The request —
Pull each line containing "CPTS" out of the data and copy it.

══ Record extracts

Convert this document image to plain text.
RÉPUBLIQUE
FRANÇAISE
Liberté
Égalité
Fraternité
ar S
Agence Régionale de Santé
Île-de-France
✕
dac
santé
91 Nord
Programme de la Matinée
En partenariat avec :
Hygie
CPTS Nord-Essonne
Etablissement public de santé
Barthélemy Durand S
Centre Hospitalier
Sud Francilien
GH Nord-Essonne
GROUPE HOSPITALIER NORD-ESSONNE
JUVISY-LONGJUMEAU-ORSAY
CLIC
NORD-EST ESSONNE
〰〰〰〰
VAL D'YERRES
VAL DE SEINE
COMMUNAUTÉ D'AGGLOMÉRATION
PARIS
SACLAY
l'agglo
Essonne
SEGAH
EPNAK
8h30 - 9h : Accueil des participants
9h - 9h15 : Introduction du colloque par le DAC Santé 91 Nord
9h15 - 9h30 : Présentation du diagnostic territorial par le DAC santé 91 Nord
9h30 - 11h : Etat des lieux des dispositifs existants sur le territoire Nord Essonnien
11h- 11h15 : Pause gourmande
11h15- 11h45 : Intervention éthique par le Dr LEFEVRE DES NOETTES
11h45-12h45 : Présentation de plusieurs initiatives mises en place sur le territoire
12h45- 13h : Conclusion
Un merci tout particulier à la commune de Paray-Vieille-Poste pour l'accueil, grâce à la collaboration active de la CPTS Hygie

════

Solution to this task —
CPTS Nord-Essonne
Un merci tout particulier à la commune de Paray-Vieille-Poste pour l'accueil, grâce à la collaboration active de la CPTS Hygie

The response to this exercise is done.